Collection entries:
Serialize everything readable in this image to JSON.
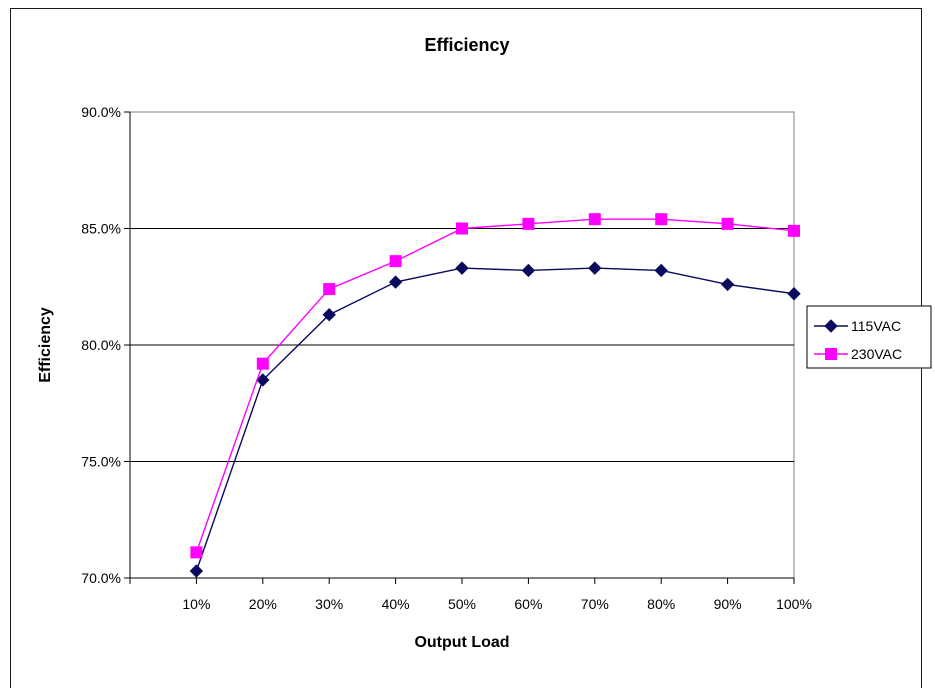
{
  "chart_data": {
    "type": "line",
    "title": "Efficiency",
    "xlabel": "Output Load",
    "ylabel": "Efficiency",
    "categories": [
      "10%",
      "20%",
      "30%",
      "40%",
      "50%",
      "60%",
      "70%",
      "80%",
      "90%",
      "100%"
    ],
    "yticks": [
      "70.0%",
      "75.0%",
      "80.0%",
      "85.0%",
      "90.0%"
    ],
    "ylim": [
      70,
      90
    ],
    "grid": true,
    "legend_position": "right",
    "series": [
      {
        "name": "115VAC",
        "color": "#0b0b5e",
        "marker": "diamond",
        "values": [
          70.3,
          78.5,
          81.3,
          82.7,
          83.3,
          83.2,
          83.3,
          83.2,
          82.6,
          82.2
        ]
      },
      {
        "name": "230VAC",
        "color": "#ff00ff",
        "marker": "square",
        "values": [
          71.1,
          79.2,
          82.4,
          83.6,
          85.0,
          85.2,
          85.4,
          85.4,
          85.2,
          84.9
        ]
      }
    ]
  }
}
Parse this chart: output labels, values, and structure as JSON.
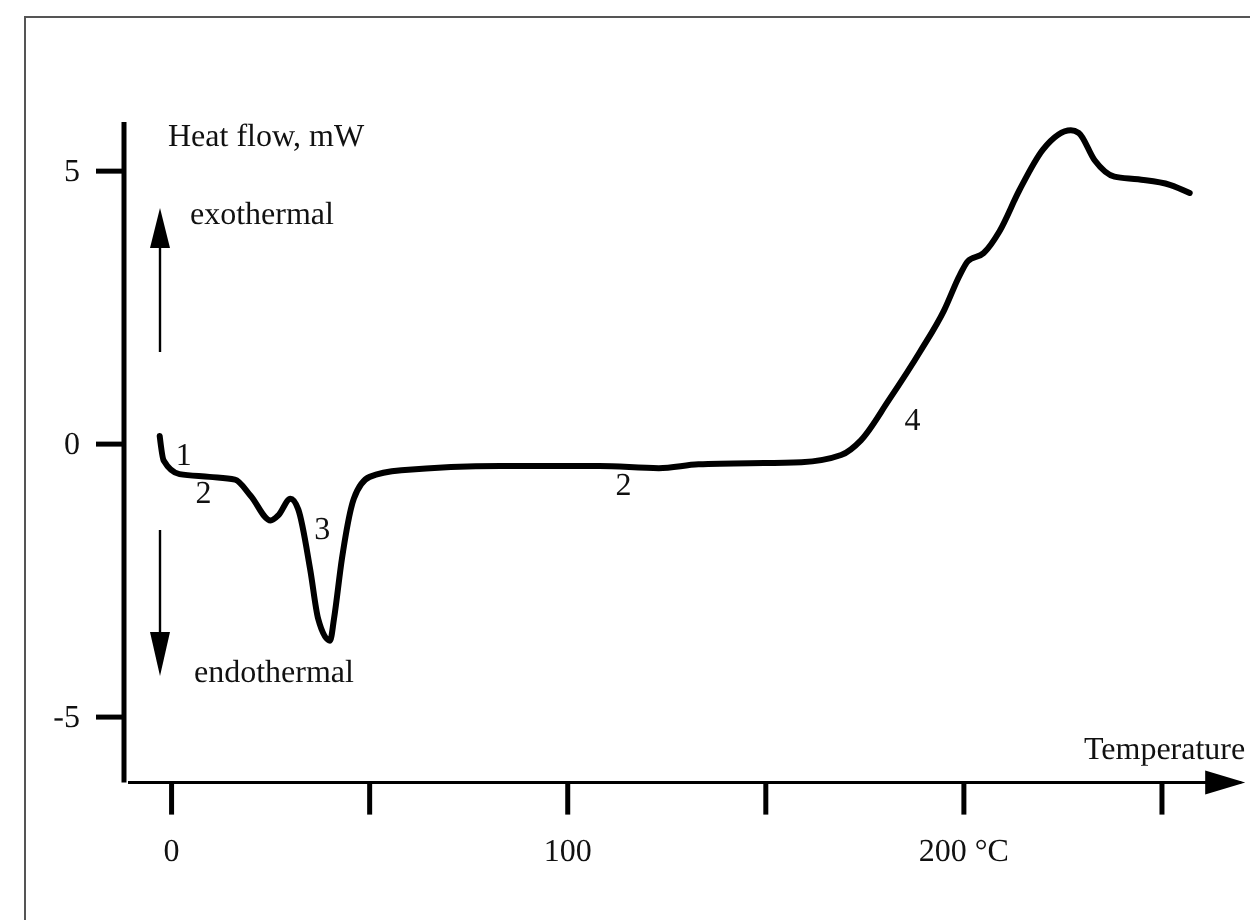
{
  "chart_data": {
    "type": "line",
    "xlabel": "Temperature",
    "ylabel": "Heat flow, mW",
    "xlim": [
      -11,
      270
    ],
    "ylim": [
      -6.2,
      5.9
    ],
    "xticks": [
      0,
      {
        "value": 50,
        "label": null
      },
      100,
      {
        "value": 150,
        "label": null
      },
      {
        "value": 200,
        "label": "200 °C"
      },
      {
        "value": 250,
        "label": null
      }
    ],
    "yticks": [
      -5,
      0,
      5
    ],
    "grid": false,
    "marker": "none",
    "line_style": "solid",
    "series": [
      {
        "color": "#000000",
        "x": [
          -3,
          -2,
          2,
          9.6,
          16,
          20,
          25,
          27,
          30,
          32,
          35,
          37,
          40,
          41,
          43,
          46,
          50,
          58,
          83,
          108,
          123,
          133,
          159,
          169,
          174,
          181,
          189,
          195,
          199,
          201,
          205,
          209,
          214,
          220,
          227,
          229,
          233,
          238,
          244,
          252,
          257
        ],
        "values": [
          0.15,
          -0.3,
          -0.55,
          -0.6,
          -0.65,
          -0.95,
          -1.4,
          -1.3,
          -1.0,
          -1.2,
          -2.3,
          -3.2,
          -3.6,
          -3.2,
          -2.1,
          -1.0,
          -0.6,
          -0.48,
          -0.4,
          -0.4,
          -0.44,
          -0.37,
          -0.33,
          -0.2,
          0.07,
          0.8,
          1.7,
          2.45,
          3.1,
          3.35,
          3.5,
          3.9,
          4.65,
          5.4,
          5.75,
          5.7,
          5.2,
          4.9,
          4.85,
          4.75,
          4.6
        ]
      }
    ],
    "annotations": [
      {
        "text": "1",
        "x": -3,
        "y": 0.15
      },
      {
        "text": "2",
        "x": 2,
        "y": -0.55
      },
      {
        "text": "3",
        "x": 32,
        "y": -1.2
      },
      {
        "text": "2",
        "x": 108,
        "y": -0.4
      },
      {
        "text": "4",
        "x": 181,
        "y": 0.8
      },
      "exothermal",
      "endothermal"
    ]
  }
}
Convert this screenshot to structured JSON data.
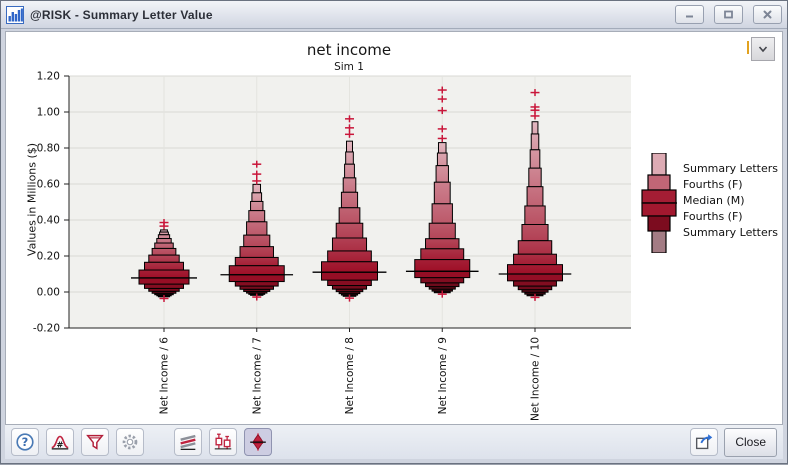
{
  "window": {
    "title": "@RISK - Summary Letter Value",
    "controls": [
      "minimize",
      "maximize",
      "close"
    ]
  },
  "chart_data": {
    "type": "letter_value",
    "title": "net income",
    "subtitle": "Sim 1",
    "ylabel": "Values in Millions ($)",
    "ylim": [
      -0.2,
      1.2
    ],
    "yticks": [
      "1.20",
      "1.00",
      "0.80",
      "0.60",
      "0.40",
      "0.20",
      "0.00",
      "-0.20"
    ],
    "categories": [
      "Net Income / 6",
      "Net Income / 7",
      "Net Income / 8",
      "Net Income / 9",
      "Net Income / 10"
    ],
    "legend_items": [
      "Summary Letters",
      "Fourths (F)",
      "Median (M)",
      "Fourths (F)",
      "Summary Letters"
    ],
    "series": [
      {
        "name": "Net Income / 6",
        "median": 0.078,
        "upper": [
          0.122,
          0.165,
          0.205,
          0.242,
          0.272,
          0.297,
          0.318,
          0.333,
          0.345
        ],
        "lower": [
          0.044,
          0.02,
          0.004,
          -0.007,
          -0.015,
          -0.021,
          -0.026
        ],
        "outliers_upper": [
          0.366,
          0.386
        ],
        "outliers_lower": [
          -0.036
        ],
        "max_width": 50
      },
      {
        "name": "Net Income / 7",
        "median": 0.096,
        "upper": [
          0.146,
          0.192,
          0.252,
          0.316,
          0.39,
          0.452,
          0.503,
          0.551,
          0.598
        ],
        "lower": [
          0.058,
          0.033,
          0.015,
          0.003,
          -0.006,
          -0.013,
          -0.018
        ],
        "outliers_upper": [
          0.617,
          0.655,
          0.71
        ],
        "outliers_lower": [
          -0.028
        ],
        "max_width": 55
      },
      {
        "name": "Net Income / 8",
        "median": 0.11,
        "upper": [
          0.168,
          0.228,
          0.3,
          0.382,
          0.468,
          0.554,
          0.634,
          0.71,
          0.778,
          0.838
        ],
        "lower": [
          0.066,
          0.036,
          0.016,
          0.002,
          -0.009,
          -0.017,
          -0.024
        ],
        "outliers_upper": [
          0.876,
          0.912,
          0.962
        ],
        "outliers_lower": [
          -0.034
        ],
        "max_width": 56
      },
      {
        "name": "Net Income / 9",
        "median": 0.115,
        "upper": [
          0.18,
          0.24,
          0.296,
          0.382,
          0.49,
          0.61,
          0.702,
          0.772,
          0.83
        ],
        "lower": [
          0.08,
          0.051,
          0.03,
          0.016,
          0.005,
          -0.004
        ],
        "outliers_upper": [
          0.853,
          0.906,
          1.008,
          1.072,
          1.122
        ],
        "outliers_lower": [
          -0.012
        ],
        "max_width": 55
      },
      {
        "name": "Net Income / 10",
        "median": 0.1,
        "upper": [
          0.152,
          0.21,
          0.285,
          0.375,
          0.478,
          0.585,
          0.688,
          0.79,
          0.878,
          0.946
        ],
        "lower": [
          0.062,
          0.033,
          0.013,
          -0.001,
          -0.012,
          -0.021
        ],
        "outliers_upper": [
          0.978,
          1.01,
          1.028,
          1.108
        ],
        "outliers_lower": [
          -0.03
        ],
        "max_width": 55
      }
    ],
    "colors": {
      "near_median": "#9e0f27",
      "tail": "#e4bcc4",
      "lower_dark": "#2b060c",
      "outlier": "#c9163a",
      "plot_bg": "#f1f1ee",
      "grid": "#d9d9d4",
      "grid_vertical": "#e4e4df",
      "axis": "#222222"
    }
  },
  "dropdown": {
    "icon": "chevron-down"
  },
  "toolbar": {
    "buttons": [
      {
        "name": "help"
      },
      {
        "name": "distribution-format"
      },
      {
        "name": "filter"
      },
      {
        "name": "settings"
      },
      {
        "name": "overlay-style"
      },
      {
        "name": "box-plot"
      },
      {
        "name": "letter-value-plot",
        "active": true
      }
    ],
    "export_name": "export",
    "close_label": "Close"
  }
}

## Exercise prompt
Track down every line with the word "this" and copy it.

## Full solution
Serialize everything readable in this image to JSON.
Parse this chart: output labels, values, and structure as JSON.
Convert this screenshot to structured JSON data.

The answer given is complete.